## WORK REQUIRED
Every entry must be echoed exactly.

## DATASET EXTRACT
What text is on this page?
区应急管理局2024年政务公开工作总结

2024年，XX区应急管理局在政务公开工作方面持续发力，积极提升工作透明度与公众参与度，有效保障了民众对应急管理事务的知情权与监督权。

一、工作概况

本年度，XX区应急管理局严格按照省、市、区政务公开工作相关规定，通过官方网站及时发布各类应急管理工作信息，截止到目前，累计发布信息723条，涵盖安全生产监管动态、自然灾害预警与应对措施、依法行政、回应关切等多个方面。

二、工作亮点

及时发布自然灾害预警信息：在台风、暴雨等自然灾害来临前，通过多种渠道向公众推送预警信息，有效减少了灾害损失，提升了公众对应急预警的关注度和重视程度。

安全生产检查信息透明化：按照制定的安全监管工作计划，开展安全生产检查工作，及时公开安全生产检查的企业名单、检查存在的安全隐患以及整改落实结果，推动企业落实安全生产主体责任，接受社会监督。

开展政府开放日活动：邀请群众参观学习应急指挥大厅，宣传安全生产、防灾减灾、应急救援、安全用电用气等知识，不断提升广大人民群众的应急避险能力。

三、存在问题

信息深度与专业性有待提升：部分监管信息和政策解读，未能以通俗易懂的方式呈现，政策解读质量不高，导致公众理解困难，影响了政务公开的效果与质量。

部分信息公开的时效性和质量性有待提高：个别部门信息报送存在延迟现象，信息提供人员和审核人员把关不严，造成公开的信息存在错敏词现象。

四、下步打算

## THE OUTPUT
What text is on this page?
区应急管理局2024年政务公开工作总结

2024年，XX区应急管理局在政务公开工作方面持续发力，积极提升工作透明度与公众参与度，有效保障了民众对应急管理事务的知情权与监督权。

一、工作概况

本年度，XX区应急管理局严格按照省、市、区政务公开工作相关规定，通过官方网站及时发布各类应急管理工作信息，截止到目前，累计发布信息723条，涵盖安全生产监管动态、自然灾害预警与应对措施、依法行政、回应关切等多个方面。

二、工作亮点

及时发布自然灾害预警信息：在台风、暴雨等自然灾害来临前，通过多种渠道向公众推送预警信息，有效减少了灾害损失，提升了公众对应急预警的关注度和重视程度。

安全生产检查信息透明化：按照制定的安全监管工作计划，开展安全生产检查工作，及时公开安全生产检查的企业名单、检查存在的安全隐患以及整改落实结果，推动企业落实安全生产主体责任，接受社会监督。

开展政府开放日活动：邀请群众参观学习应急指挥大厅，宣传安全生产、防灾减灾、应急救援、安全用电用气等知识，不断提升广大人民群众的应急避险能力。

三、存在问题

信息深度与专业性有待提升：部分监管信息和政策解读，未能以通俗易懂的方式呈现，政策解读质量不高，导致公众理解困难，影响了政务公开的效果与质量。

部分信息公开的时效性和质量性有待提高：个别部门信息报送存在延迟现象，信息提供人员和审核人员把关不严，造成公开的信息存在错敏词现象。

四、下步打算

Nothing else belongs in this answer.